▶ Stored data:
★ ★ ★ ★ ★ ★ ★
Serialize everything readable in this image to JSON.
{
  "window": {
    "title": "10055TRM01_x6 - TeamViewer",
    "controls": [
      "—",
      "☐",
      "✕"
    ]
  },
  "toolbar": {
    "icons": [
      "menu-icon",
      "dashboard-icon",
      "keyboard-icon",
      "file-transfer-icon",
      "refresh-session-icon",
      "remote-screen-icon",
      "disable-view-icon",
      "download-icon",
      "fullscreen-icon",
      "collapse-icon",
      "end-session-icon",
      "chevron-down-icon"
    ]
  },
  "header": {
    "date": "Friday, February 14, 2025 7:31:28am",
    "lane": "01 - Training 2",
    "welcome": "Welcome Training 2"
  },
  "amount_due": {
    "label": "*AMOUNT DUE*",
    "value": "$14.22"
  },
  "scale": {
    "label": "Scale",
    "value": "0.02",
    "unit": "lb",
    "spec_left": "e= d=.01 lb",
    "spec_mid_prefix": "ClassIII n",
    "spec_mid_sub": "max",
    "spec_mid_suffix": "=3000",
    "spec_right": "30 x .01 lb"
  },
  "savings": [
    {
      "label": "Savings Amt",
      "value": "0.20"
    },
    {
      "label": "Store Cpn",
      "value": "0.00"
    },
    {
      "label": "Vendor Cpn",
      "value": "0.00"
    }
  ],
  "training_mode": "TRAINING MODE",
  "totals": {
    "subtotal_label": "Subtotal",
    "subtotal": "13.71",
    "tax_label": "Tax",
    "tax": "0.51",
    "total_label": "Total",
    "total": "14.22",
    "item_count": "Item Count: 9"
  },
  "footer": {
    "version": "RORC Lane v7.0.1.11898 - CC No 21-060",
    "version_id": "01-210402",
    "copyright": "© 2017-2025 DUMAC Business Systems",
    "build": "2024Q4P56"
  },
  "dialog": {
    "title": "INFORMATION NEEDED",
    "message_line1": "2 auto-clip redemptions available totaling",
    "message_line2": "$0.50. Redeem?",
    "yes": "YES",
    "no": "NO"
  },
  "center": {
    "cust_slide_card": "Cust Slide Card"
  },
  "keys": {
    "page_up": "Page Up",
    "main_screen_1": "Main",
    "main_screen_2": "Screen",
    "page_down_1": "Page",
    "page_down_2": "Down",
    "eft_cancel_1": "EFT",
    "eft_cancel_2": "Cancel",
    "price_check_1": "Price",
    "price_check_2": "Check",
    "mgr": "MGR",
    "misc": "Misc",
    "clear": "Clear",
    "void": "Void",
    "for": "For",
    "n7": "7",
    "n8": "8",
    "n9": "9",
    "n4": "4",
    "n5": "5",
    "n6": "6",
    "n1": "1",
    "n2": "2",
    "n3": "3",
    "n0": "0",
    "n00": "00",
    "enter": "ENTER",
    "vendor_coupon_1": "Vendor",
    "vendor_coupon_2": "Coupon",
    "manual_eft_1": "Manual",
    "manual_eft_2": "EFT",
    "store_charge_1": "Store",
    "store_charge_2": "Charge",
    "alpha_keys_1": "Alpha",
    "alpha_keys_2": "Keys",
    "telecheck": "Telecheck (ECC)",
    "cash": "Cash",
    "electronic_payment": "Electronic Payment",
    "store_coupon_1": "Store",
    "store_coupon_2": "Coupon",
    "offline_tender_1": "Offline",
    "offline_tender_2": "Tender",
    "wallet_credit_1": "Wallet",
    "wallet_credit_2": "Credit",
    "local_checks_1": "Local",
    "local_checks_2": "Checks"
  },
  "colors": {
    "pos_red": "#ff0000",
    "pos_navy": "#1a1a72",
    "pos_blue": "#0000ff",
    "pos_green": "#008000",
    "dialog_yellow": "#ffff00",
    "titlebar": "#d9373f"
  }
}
★ ★ ★ ★ ★ ★ ★
▶ What is required:
Reproduce the listing shown above in its entirety, exactly.

▶ Answer for this exercise:
Serialize everything readable in this image to JSON.
{
  "window": {
    "title": "10055TRM01_x6 - TeamViewer",
    "controls": [
      "—",
      "☐",
      "✕"
    ]
  },
  "toolbar": {
    "icons": [
      "menu-icon",
      "dashboard-icon",
      "keyboard-icon",
      "file-transfer-icon",
      "refresh-session-icon",
      "remote-screen-icon",
      "disable-view-icon",
      "download-icon",
      "fullscreen-icon",
      "collapse-icon",
      "end-session-icon",
      "chevron-down-icon"
    ]
  },
  "header": {
    "date": "Friday, February 14, 2025 7:31:28am",
    "lane": "01 - Training 2",
    "welcome": "Welcome Training 2"
  },
  "amount_due": {
    "label": "*AMOUNT DUE*",
    "value": "$14.22"
  },
  "scale": {
    "label": "Scale",
    "value": "0.02",
    "unit": "lb",
    "spec_left": "e= d=.01 lb",
    "spec_mid_prefix": "ClassIII n",
    "spec_mid_sub": "max",
    "spec_mid_suffix": "=3000",
    "spec_right": "30 x .01 lb"
  },
  "savings": [
    {
      "label": "Savings Amt",
      "value": "0.20"
    },
    {
      "label": "Store Cpn",
      "value": "0.00"
    },
    {
      "label": "Vendor Cpn",
      "value": "0.00"
    }
  ],
  "training_mode": "TRAINING MODE",
  "totals": {
    "subtotal_label": "Subtotal",
    "subtotal": "13.71",
    "tax_label": "Tax",
    "tax": "0.51",
    "total_label": "Total",
    "total": "14.22",
    "item_count": "Item Count: 9"
  },
  "footer": {
    "version": "RORC Lane v7.0.1.11898 - CC No 21-060",
    "version_id": "01-210402",
    "copyright": "© 2017-2025 DUMAC Business Systems",
    "build": "2024Q4P56"
  },
  "dialog": {
    "title": "INFORMATION NEEDED",
    "message_line1": "2 auto-clip redemptions available totaling",
    "message_line2": "$0.50. Redeem?",
    "yes": "YES",
    "no": "NO"
  },
  "center": {
    "cust_slide_card": "Cust Slide Card"
  },
  "keys": {
    "page_up": "Page Up",
    "main_screen_1": "Main",
    "main_screen_2": "Screen",
    "page_down_1": "Page",
    "page_down_2": "Down",
    "eft_cancel_1": "EFT",
    "eft_cancel_2": "Cancel",
    "price_check_1": "Price",
    "price_check_2": "Check",
    "mgr": "MGR",
    "misc": "Misc",
    "clear": "Clear",
    "void": "Void",
    "for": "For",
    "n7": "7",
    "n8": "8",
    "n9": "9",
    "n4": "4",
    "n5": "5",
    "n6": "6",
    "n1": "1",
    "n2": "2",
    "n3": "3",
    "n0": "0",
    "n00": "00",
    "enter": "ENTER",
    "vendor_coupon_1": "Vendor",
    "vendor_coupon_2": "Coupon",
    "manual_eft_1": "Manual",
    "manual_eft_2": "EFT",
    "store_charge_1": "Store",
    "store_charge_2": "Charge",
    "alpha_keys_1": "Alpha",
    "alpha_keys_2": "Keys",
    "telecheck": "Telecheck (ECC)",
    "cash": "Cash",
    "electronic_payment": "Electronic Payment",
    "store_coupon_1": "Store",
    "store_coupon_2": "Coupon",
    "offline_tender_1": "Offline",
    "offline_tender_2": "Tender",
    "wallet_credit_1": "Wallet",
    "wallet_credit_2": "Credit",
    "local_checks_1": "Local",
    "local_checks_2": "Checks"
  },
  "colors": {
    "pos_red": "#ff0000",
    "pos_navy": "#1a1a72",
    "pos_blue": "#0000ff",
    "pos_green": "#008000",
    "dialog_yellow": "#ffff00",
    "titlebar": "#d9373f"
  }
}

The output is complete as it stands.